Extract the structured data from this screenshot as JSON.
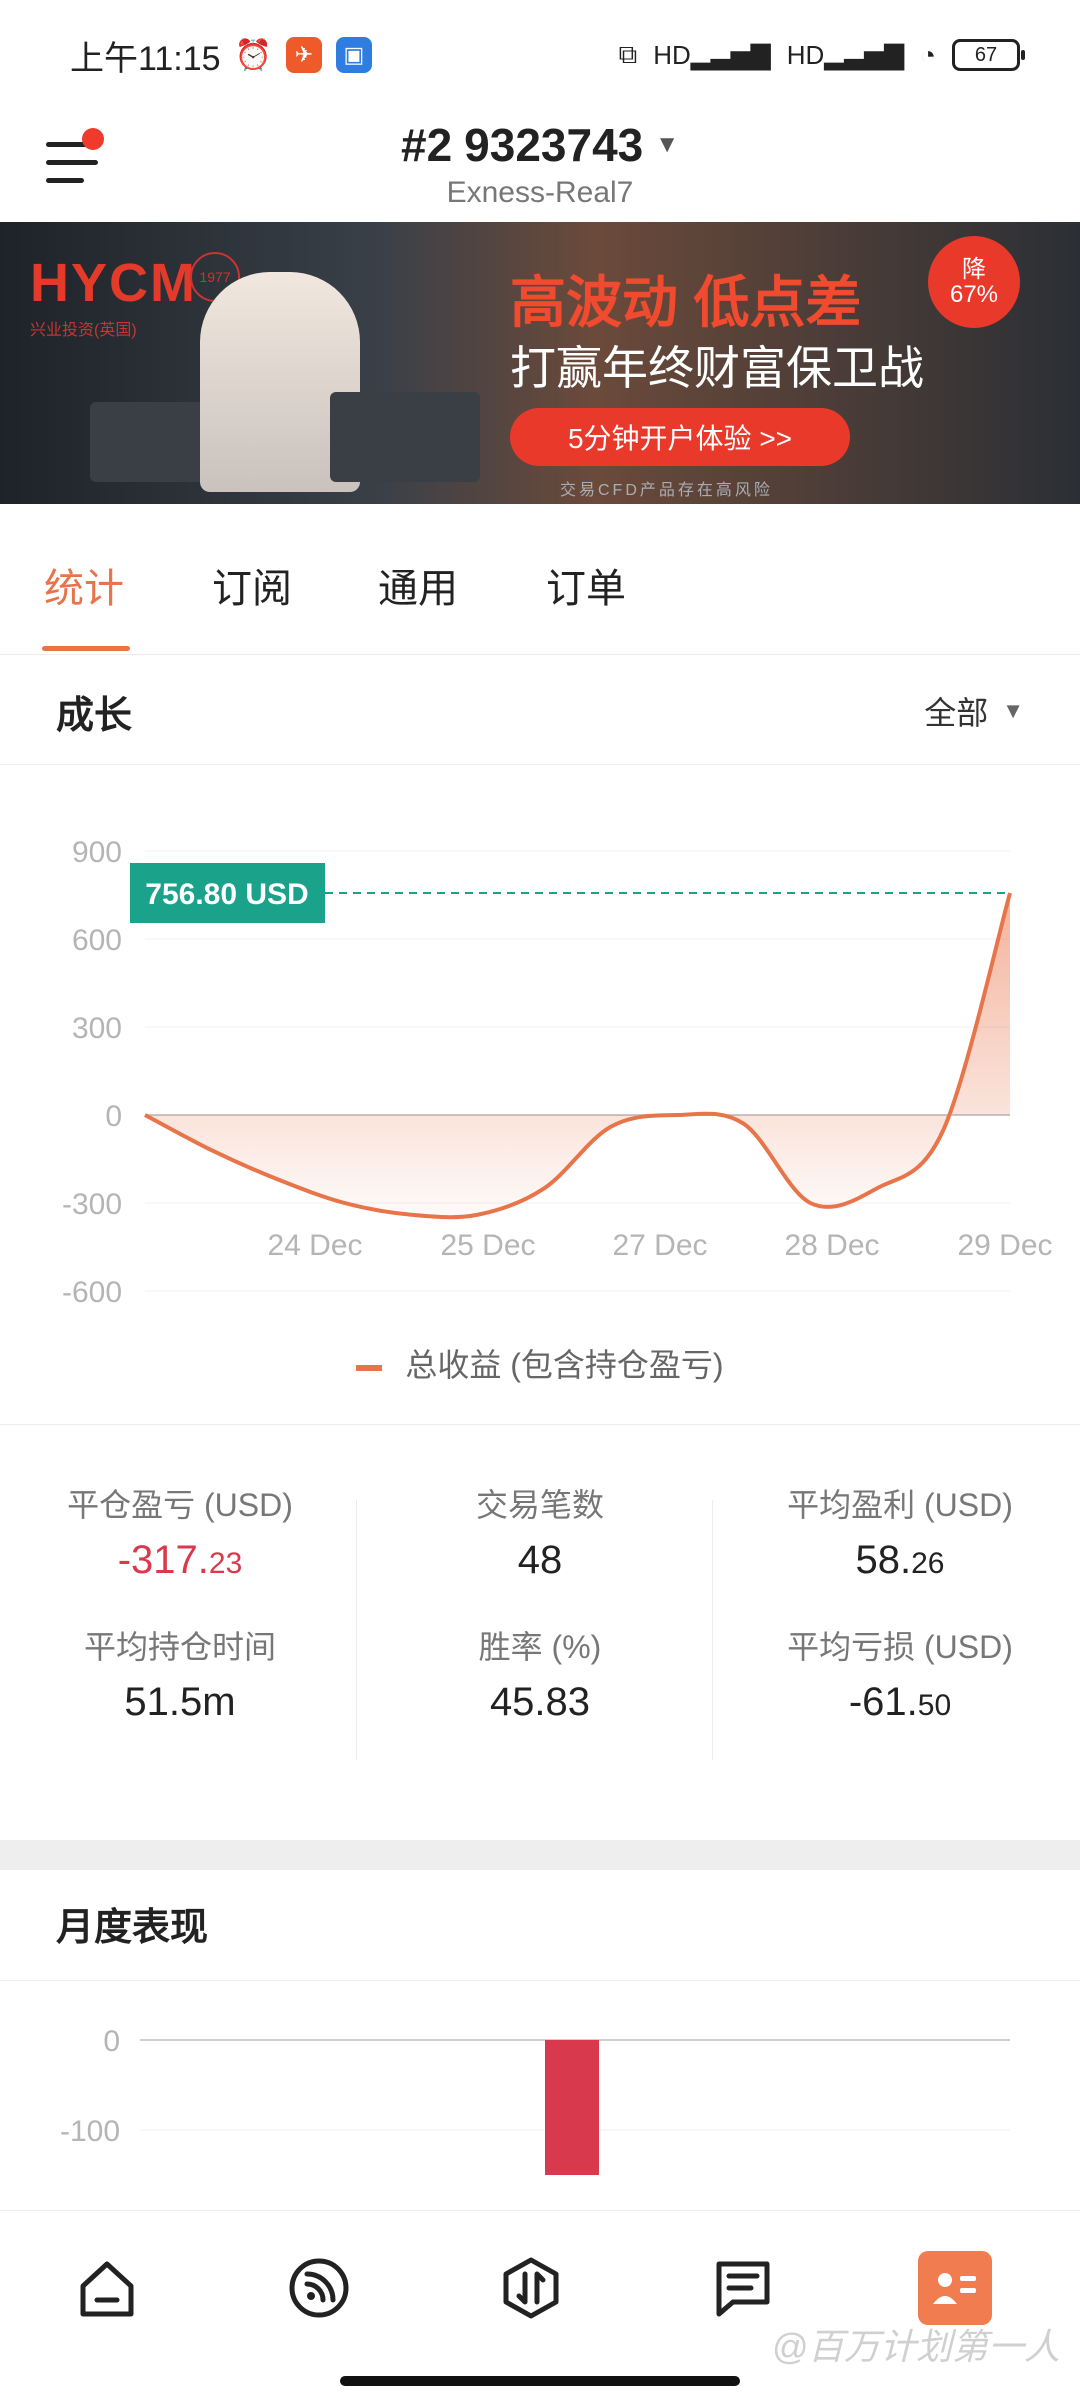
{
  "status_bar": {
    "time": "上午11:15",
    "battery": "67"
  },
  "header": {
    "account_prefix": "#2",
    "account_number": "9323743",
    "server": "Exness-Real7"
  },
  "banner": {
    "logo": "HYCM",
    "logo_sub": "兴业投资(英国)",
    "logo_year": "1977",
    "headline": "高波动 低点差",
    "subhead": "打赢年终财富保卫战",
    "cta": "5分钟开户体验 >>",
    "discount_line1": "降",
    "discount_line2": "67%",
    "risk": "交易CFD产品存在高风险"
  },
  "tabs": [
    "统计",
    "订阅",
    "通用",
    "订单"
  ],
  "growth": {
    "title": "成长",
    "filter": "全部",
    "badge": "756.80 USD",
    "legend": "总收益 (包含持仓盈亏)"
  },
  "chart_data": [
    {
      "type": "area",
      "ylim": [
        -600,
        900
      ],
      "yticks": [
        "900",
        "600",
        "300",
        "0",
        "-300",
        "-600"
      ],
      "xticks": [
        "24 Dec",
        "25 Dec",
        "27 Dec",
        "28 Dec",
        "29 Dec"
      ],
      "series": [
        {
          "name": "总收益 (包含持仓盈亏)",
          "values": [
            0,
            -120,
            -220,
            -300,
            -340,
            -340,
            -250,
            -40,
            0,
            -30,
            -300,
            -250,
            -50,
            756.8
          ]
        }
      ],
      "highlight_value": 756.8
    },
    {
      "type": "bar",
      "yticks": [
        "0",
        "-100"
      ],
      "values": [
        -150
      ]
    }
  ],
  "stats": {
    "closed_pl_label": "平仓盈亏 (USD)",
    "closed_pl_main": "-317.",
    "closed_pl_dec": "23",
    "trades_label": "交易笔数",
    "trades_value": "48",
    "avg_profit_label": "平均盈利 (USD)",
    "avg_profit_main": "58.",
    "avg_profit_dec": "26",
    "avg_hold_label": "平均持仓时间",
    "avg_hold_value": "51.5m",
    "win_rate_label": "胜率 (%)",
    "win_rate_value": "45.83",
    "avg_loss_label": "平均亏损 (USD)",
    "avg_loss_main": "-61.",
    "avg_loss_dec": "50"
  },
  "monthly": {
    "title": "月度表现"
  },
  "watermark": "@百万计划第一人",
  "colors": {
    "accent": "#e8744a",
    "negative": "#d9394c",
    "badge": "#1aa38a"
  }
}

+ + +

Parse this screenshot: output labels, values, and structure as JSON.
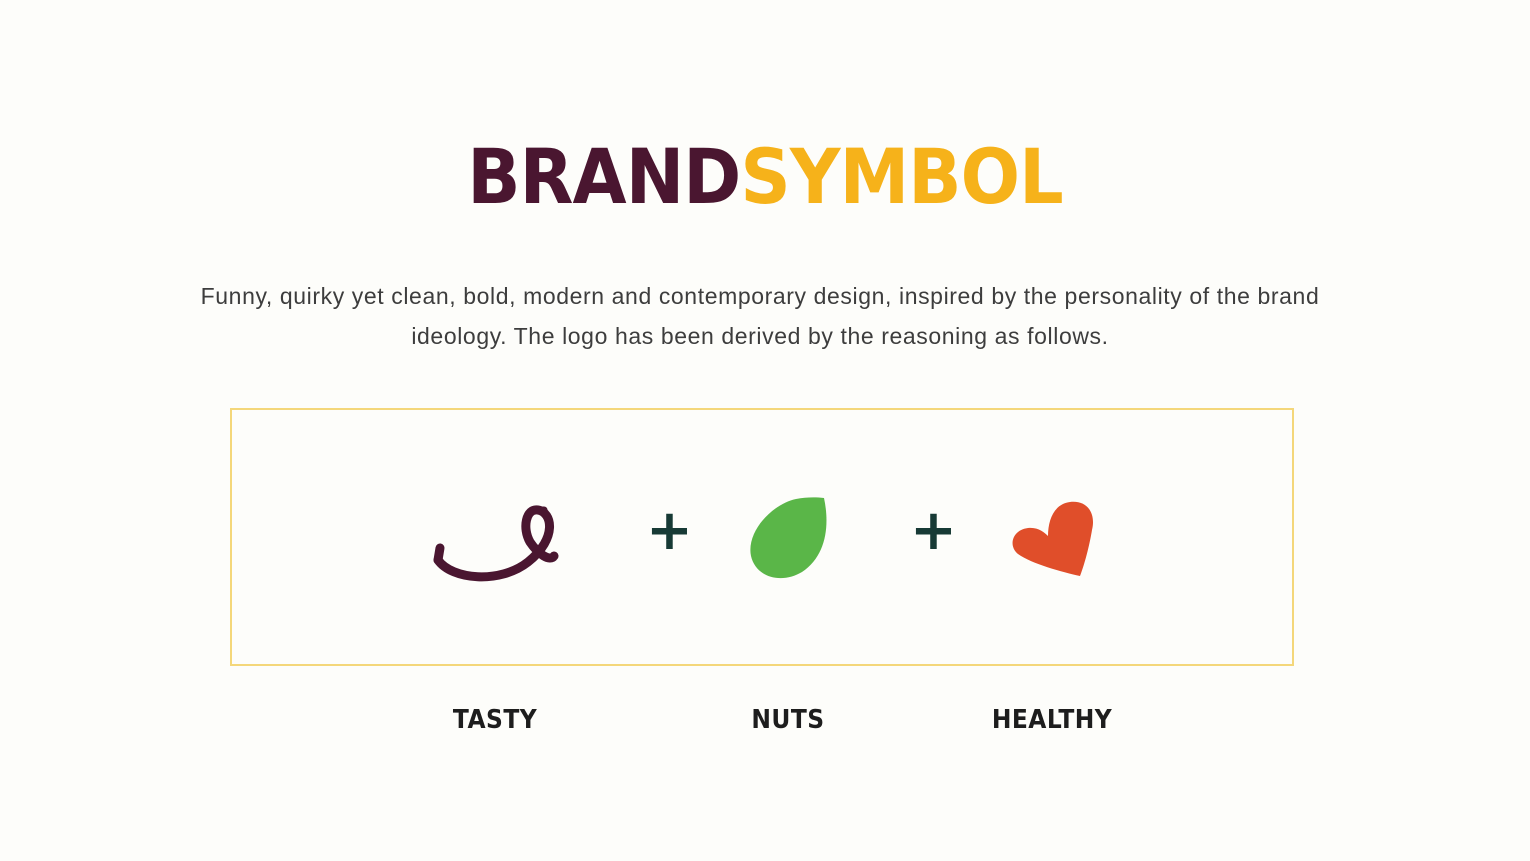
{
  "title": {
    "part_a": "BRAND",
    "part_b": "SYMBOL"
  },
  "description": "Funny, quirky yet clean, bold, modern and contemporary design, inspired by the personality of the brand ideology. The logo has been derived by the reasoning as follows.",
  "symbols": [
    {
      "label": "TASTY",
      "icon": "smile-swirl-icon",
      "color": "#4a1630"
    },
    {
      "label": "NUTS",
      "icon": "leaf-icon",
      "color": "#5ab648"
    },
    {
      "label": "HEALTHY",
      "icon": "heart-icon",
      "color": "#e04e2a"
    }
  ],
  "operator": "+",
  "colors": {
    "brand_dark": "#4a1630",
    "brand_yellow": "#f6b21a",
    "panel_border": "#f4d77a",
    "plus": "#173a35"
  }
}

+ + +

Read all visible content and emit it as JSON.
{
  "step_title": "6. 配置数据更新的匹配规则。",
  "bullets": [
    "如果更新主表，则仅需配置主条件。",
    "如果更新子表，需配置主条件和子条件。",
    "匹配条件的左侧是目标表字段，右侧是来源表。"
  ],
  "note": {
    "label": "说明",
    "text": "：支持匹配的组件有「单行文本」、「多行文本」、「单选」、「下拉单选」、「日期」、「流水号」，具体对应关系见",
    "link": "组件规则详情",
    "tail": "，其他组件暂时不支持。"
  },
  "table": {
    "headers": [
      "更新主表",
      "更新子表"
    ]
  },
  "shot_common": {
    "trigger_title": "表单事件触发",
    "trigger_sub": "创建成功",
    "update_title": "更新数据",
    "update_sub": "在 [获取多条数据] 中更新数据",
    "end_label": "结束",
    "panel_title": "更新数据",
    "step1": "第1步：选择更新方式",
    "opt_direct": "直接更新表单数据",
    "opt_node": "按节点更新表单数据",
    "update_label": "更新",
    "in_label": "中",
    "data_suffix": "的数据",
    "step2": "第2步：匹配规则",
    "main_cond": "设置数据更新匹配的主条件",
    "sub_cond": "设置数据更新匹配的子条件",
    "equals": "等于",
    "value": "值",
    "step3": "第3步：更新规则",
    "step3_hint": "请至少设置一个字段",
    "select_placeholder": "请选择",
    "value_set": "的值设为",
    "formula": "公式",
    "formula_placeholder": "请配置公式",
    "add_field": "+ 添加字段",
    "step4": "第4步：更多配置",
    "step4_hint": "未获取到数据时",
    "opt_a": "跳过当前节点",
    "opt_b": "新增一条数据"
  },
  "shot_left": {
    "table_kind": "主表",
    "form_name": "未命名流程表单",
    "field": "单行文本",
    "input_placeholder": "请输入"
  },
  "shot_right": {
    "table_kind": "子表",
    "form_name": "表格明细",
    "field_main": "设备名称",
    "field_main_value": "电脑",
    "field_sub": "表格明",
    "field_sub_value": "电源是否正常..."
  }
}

+ + +

Which lines contain the word "this"? Return each of them.

Extract the structured data from this screenshot as JSON.
Parse this screenshot: output labels, values, and structure as JSON.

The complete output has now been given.